- [TASK PROMPT]: Set down the full listing that follows, word for word.

- [DATASET EXCERPTS]:
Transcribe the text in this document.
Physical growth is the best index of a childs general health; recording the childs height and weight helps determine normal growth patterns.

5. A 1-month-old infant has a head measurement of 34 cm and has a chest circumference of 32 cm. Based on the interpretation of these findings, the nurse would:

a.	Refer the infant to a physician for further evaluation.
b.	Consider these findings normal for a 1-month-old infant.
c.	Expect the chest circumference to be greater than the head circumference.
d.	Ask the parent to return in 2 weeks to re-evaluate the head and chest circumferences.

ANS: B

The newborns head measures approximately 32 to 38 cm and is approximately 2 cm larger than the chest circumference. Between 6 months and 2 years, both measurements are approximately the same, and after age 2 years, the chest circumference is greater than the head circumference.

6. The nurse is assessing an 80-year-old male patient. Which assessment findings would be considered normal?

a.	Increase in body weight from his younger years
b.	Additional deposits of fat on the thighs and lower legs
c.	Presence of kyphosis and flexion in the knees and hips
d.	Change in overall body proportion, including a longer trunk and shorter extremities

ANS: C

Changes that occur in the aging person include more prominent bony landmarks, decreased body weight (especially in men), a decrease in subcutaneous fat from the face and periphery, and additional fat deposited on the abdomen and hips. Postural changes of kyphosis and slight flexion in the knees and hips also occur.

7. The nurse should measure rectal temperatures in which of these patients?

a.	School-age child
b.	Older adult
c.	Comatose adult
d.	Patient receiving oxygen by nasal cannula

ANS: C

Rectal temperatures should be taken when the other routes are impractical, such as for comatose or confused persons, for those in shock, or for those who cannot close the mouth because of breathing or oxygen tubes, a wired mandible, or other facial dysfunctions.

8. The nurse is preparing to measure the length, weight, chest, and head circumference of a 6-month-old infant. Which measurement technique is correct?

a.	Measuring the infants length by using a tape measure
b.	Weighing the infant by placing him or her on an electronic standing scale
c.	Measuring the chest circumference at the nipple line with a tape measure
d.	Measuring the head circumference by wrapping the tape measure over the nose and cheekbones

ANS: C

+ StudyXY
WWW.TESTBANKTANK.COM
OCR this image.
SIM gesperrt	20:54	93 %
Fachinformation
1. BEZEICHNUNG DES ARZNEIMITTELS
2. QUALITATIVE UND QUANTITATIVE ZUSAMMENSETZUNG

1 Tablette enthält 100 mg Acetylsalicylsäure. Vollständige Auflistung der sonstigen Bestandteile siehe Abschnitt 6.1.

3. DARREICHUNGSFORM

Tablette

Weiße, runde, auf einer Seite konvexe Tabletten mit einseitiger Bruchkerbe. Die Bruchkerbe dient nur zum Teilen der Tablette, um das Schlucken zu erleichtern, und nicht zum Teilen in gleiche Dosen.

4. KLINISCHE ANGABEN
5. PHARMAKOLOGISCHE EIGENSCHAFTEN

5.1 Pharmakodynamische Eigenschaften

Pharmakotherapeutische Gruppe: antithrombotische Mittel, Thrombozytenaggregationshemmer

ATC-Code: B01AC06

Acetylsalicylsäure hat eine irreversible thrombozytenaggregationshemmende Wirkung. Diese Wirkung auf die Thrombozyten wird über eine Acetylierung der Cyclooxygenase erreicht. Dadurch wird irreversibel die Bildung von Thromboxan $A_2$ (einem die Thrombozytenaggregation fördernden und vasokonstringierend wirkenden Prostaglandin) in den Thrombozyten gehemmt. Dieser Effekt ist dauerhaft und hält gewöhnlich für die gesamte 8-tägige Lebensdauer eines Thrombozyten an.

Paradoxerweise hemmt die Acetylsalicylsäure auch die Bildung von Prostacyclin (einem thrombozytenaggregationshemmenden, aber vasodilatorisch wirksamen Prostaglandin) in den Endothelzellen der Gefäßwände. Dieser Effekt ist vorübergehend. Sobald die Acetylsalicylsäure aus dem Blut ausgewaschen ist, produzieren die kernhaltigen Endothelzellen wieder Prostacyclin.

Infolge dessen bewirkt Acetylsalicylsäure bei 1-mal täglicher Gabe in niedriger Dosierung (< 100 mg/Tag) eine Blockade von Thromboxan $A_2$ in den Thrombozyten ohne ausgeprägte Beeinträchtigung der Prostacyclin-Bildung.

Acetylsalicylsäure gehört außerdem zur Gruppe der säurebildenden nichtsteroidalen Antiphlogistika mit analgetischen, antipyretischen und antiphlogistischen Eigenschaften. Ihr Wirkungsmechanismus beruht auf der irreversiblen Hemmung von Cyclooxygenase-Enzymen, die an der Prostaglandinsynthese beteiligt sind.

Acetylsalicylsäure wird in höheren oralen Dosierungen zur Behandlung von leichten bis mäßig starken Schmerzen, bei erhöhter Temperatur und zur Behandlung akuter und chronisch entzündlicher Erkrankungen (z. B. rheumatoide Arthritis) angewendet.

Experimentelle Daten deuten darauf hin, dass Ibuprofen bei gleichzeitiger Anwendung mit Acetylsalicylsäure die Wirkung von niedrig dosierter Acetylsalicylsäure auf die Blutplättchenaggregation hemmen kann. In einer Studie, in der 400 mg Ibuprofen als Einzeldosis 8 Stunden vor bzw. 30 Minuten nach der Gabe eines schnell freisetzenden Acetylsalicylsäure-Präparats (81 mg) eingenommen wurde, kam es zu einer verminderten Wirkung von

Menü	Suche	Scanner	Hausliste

- [RESULT]:
Transcribe the text in this document.
Physical growth is the best index of a childs general health; recording the childs height and weight helps determine normal growth patterns.

5. A 1-month-old infant has a head measurement of 34 cm and has a chest circumference of 32 cm. Based on the interpretation of these findings, the nurse would:

a.	Refer the infant to a physician for further evaluation.
b.	Consider these findings normal for a 1-month-old infant.
c.	Expect the chest circumference to be greater than the head circumference.
d.	Ask the parent to return in 2 weeks to re-evaluate the head and chest circumferences.

ANS: B

The newborns head measures approximately 32 to 38 cm and is approximately 2 cm larger than the chest circumference. Between 6 months and 2 years, both measurements are approximately the same, and after age 2 years, the chest circumference is greater than the head circumference.

6. The nurse is assessing an 80-year-old male patient. Which assessment findings would be considered normal?

a.	Increase in body weight from his younger years
b.	Additional deposits of fat on the thighs and lower legs
c.	Presence of kyphosis and flexion in the knees and hips
d.	Change in overall body proportion, including a longer trunk and shorter extremities

ANS: C

Changes that occur in the aging person include more prominent bony landmarks, decreased body weight (especially in men), a decrease in subcutaneous fat from the face and periphery, and additional fat deposited on the abdomen and hips. Postural changes of kyphosis and slight flexion in the knees and hips also occur.

7. The nurse should measure rectal temperatures in which of these patients?

a.	School-age child
b.	Older adult
c.	Comatose adult
d.	Patient receiving oxygen by nasal cannula

ANS: C

Rectal temperatures should be taken when the other routes are impractical, such as for comatose or confused persons, for those in shock, or for those who cannot close the mouth because of breathing or oxygen tubes, a wired mandible, or other facial dysfunctions.

8. The nurse is preparing to measure the length, weight, chest, and head circumference of a 6-month-old infant. Which measurement technique is correct?

a.	Measuring the infants length by using a tape measure
b.	Weighing the infant by placing him or her on an electronic standing scale
c.	Measuring the chest circumference at the nipple line with a tape measure
d.	Measuring the head circumference by wrapping the tape measure over the nose and cheekbones

ANS: C

+ StudyXY
WWW.TESTBANKTANK.COM
OCR this image.
SIM gesperrt	20:54	93 %
Fachinformation
1. BEZEICHNUNG DES ARZNEIMITTELS
2. QUALITATIVE UND QUANTITATIVE ZUSAMMENSETZUNG

1 Tablette enthält 100 mg Acetylsalicylsäure. Vollständige Auflistung der sonstigen Bestandteile siehe Abschnitt 6.1.

3. DARREICHUNGSFORM

Tablette

Weiße, runde, auf einer Seite konvexe Tabletten mit einseitiger Bruchkerbe. Die Bruchkerbe dient nur zum Teilen der Tablette, um das Schlucken zu erleichtern, und nicht zum Teilen in gleiche Dosen.

4. KLINISCHE ANGABEN
5. PHARMAKOLOGISCHE EIGENSCHAFTEN

5.1 Pharmakodynamische Eigenschaften

Pharmakotherapeutische Gruppe: antithrombotische Mittel, Thrombozytenaggregationshemmer

ATC-Code: B01AC06

Acetylsalicylsäure hat eine irreversible thrombozytenaggregationshemmende Wirkung. Diese Wirkung auf die Thrombozyten wird über eine Acetylierung der Cyclooxygenase erreicht. Dadurch wird irreversibel die Bildung von Thromboxan $A_2$ (einem die Thrombozytenaggregation fördernden und vasokonstringierend wirkenden Prostaglandin) in den Thrombozyten gehemmt. Dieser Effekt ist dauerhaft und hält gewöhnlich für die gesamte 8-tägige Lebensdauer eines Thrombozyten an.

Paradoxerweise hemmt die Acetylsalicylsäure auch die Bildung von Prostacyclin (einem thrombozytenaggregationshemmenden, aber vasodilatorisch wirksamen Prostaglandin) in den Endothelzellen der Gefäßwände. Dieser Effekt ist vorübergehend. Sobald die Acetylsalicylsäure aus dem Blut ausgewaschen ist, produzieren die kernhaltigen Endothelzellen wieder Prostacyclin.

Infolge dessen bewirkt Acetylsalicylsäure bei 1-mal täglicher Gabe in niedriger Dosierung (< 100 mg/Tag) eine Blockade von Thromboxan $A_2$ in den Thrombozyten ohne ausgeprägte Beeinträchtigung der Prostacyclin-Bildung.

Acetylsalicylsäure gehört außerdem zur Gruppe der säurebildenden nichtsteroidalen Antiphlogistika mit analgetischen, antipyretischen und antiphlogistischen Eigenschaften. Ihr Wirkungsmechanismus beruht auf der irreversiblen Hemmung von Cyclooxygenase-Enzymen, die an der Prostaglandinsynthese beteiligt sind.

Acetylsalicylsäure wird in höheren oralen Dosierungen zur Behandlung von leichten bis mäßig starken Schmerzen, bei erhöhter Temperatur und zur Behandlung akuter und chronisch entzündlicher Erkrankungen (z. B. rheumatoide Arthritis) angewendet.

Experimentelle Daten deuten darauf hin, dass Ibuprofen bei gleichzeitiger Anwendung mit Acetylsalicylsäure die Wirkung von niedrig dosierter Acetylsalicylsäure auf die Blutplättchenaggregation hemmen kann. In einer Studie, in der 400 mg Ibuprofen als Einzeldosis 8 Stunden vor bzw. 30 Minuten nach der Gabe eines schnell freisetzenden Acetylsalicylsäure-Präparats (81 mg) eingenommen wurde, kam es zu einer verminderten Wirkung von

Menü	Suche	Scanner	Hausliste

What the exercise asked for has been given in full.